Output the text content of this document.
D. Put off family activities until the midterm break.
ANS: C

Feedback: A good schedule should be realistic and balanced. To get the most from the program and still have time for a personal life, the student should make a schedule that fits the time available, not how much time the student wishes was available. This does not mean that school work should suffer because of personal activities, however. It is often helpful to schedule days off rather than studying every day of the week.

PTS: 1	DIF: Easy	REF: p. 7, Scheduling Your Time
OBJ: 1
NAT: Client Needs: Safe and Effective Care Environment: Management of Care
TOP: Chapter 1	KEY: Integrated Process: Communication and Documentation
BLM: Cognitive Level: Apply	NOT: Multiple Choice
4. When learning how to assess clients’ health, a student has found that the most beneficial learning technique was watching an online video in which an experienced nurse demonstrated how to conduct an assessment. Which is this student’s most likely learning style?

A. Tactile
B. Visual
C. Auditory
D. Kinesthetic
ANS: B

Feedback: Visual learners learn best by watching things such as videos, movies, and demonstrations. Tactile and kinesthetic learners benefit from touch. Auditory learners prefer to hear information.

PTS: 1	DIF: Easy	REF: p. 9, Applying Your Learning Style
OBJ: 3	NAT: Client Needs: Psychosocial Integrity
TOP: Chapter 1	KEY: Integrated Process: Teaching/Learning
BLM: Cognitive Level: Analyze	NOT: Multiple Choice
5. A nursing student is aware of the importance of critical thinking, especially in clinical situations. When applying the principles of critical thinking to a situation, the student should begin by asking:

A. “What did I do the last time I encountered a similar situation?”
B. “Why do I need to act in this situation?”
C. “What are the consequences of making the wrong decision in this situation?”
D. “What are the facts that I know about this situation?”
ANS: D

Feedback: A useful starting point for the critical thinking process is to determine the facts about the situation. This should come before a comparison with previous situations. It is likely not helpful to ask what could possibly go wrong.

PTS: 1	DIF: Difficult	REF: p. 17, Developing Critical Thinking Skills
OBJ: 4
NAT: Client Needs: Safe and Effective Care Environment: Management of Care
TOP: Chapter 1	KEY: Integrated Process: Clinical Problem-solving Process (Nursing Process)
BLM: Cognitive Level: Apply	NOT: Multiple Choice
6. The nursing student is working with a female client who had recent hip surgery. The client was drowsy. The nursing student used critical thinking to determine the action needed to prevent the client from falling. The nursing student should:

---

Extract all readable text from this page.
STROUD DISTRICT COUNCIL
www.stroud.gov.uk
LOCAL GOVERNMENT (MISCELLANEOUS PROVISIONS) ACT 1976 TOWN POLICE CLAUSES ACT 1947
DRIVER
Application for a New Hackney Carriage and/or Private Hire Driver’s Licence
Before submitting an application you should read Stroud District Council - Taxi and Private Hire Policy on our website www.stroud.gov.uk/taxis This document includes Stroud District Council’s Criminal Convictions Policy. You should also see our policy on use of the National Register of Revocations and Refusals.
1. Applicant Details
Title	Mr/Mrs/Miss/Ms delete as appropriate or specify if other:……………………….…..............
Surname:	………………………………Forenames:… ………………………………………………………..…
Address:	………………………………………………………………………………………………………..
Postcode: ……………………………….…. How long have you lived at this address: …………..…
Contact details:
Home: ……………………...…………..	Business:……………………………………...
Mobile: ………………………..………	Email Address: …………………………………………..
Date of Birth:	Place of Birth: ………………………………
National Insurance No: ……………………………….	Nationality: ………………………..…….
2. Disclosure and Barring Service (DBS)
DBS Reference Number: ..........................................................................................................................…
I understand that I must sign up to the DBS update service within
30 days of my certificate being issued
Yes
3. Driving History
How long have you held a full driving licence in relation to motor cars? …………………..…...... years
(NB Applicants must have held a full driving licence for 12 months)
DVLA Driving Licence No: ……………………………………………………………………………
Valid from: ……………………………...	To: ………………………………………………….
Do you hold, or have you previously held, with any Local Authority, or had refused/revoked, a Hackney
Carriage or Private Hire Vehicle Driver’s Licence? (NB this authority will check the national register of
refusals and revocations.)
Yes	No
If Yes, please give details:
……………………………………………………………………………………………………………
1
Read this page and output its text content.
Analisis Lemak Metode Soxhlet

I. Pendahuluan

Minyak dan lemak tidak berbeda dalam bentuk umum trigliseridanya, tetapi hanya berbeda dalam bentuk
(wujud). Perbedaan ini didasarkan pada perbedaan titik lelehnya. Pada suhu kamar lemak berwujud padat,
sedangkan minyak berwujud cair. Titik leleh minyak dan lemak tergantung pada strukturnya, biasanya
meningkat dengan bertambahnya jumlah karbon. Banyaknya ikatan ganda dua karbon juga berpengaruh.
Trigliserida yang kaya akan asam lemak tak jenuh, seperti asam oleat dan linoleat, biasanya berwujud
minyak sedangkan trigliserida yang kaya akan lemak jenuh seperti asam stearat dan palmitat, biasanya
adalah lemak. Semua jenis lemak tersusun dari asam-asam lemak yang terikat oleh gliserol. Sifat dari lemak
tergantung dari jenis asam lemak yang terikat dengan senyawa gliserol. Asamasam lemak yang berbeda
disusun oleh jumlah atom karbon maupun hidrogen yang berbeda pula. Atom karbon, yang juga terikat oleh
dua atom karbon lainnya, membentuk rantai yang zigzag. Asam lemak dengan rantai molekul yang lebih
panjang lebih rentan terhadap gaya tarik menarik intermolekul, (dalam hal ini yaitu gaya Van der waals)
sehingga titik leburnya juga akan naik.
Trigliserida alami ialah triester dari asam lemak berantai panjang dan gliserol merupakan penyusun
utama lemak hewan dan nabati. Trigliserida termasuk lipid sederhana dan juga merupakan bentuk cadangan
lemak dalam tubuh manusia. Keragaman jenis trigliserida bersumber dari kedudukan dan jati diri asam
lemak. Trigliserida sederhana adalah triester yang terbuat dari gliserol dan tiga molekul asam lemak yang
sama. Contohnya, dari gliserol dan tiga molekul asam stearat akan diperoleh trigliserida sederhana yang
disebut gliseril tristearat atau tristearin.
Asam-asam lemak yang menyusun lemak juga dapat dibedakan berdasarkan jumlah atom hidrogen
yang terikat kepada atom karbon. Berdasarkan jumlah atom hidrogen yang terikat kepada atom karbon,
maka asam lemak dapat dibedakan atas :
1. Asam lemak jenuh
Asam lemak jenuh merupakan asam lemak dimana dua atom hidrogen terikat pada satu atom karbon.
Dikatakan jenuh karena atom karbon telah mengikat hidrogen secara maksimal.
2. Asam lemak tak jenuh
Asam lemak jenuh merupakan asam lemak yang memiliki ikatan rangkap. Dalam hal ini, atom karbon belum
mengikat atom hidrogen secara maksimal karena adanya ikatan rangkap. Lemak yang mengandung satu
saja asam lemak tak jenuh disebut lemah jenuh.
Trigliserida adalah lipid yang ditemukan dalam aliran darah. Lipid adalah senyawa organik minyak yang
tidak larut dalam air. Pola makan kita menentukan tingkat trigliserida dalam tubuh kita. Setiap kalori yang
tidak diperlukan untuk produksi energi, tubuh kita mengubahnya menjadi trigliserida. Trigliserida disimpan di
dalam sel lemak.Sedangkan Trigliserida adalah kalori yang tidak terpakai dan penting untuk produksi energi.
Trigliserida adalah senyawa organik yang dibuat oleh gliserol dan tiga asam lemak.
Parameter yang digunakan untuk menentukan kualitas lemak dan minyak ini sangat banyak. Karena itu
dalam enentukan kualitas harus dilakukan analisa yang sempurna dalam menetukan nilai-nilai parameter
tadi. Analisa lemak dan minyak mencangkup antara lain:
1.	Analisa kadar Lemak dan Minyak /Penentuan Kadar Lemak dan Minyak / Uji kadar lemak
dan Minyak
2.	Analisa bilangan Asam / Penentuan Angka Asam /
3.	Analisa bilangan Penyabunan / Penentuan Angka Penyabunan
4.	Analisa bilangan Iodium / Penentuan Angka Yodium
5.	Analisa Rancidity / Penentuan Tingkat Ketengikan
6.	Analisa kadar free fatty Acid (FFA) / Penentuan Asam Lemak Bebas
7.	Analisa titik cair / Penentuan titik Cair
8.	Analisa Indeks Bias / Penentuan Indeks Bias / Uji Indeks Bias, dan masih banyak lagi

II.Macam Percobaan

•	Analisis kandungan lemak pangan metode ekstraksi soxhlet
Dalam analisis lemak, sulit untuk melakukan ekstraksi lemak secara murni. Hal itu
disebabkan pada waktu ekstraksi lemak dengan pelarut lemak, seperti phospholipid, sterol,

==

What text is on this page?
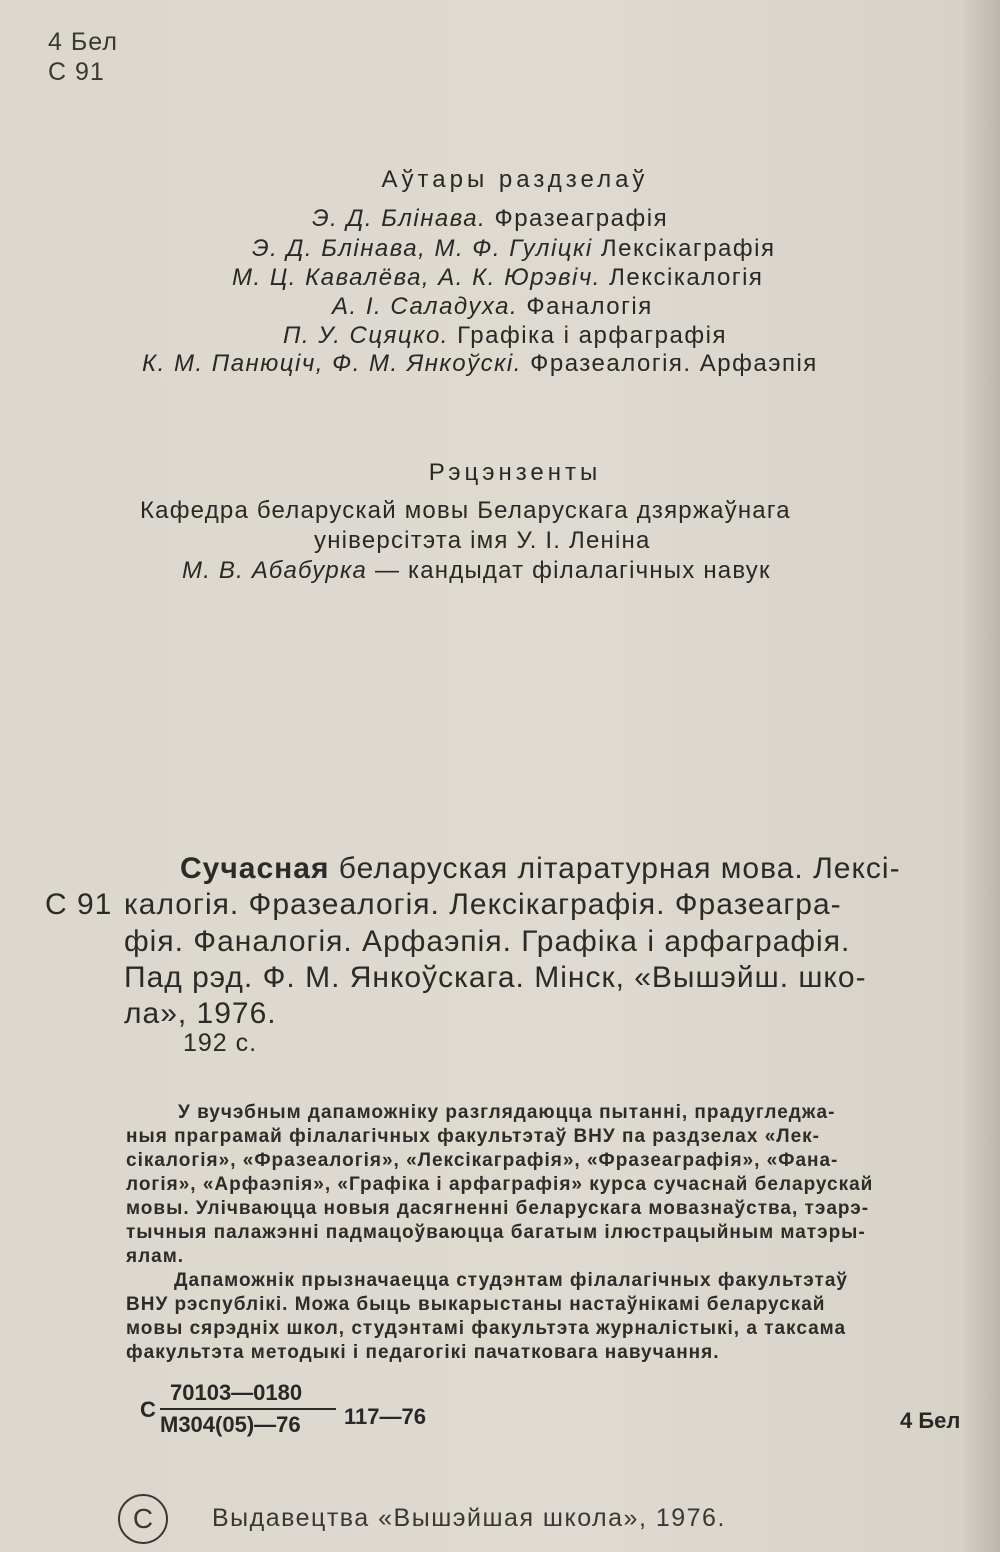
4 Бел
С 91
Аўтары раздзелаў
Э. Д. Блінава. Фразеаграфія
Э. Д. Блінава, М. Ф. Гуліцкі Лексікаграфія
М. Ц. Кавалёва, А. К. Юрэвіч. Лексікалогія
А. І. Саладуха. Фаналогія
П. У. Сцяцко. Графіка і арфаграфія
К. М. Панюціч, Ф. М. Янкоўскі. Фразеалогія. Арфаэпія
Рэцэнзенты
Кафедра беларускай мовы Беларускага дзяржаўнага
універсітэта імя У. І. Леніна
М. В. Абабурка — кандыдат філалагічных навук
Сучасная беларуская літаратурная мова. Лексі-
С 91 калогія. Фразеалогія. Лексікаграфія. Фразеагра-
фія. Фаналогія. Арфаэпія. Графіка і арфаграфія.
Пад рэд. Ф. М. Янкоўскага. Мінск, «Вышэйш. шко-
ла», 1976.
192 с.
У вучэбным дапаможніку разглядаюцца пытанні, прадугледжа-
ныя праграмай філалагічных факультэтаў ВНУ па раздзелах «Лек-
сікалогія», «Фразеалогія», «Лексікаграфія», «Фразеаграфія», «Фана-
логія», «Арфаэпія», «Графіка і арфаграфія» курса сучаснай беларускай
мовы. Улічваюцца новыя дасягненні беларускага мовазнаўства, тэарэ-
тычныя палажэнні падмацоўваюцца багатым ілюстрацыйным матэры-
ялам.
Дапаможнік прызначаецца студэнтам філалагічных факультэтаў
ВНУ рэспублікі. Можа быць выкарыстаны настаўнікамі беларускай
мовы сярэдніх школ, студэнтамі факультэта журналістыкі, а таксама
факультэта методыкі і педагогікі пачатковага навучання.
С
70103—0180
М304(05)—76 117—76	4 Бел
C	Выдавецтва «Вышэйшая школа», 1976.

#### TASK OBJECTIVE:
Provide the number of lines containing the string "activities", with no other output.

#### THE SOLUTION:
2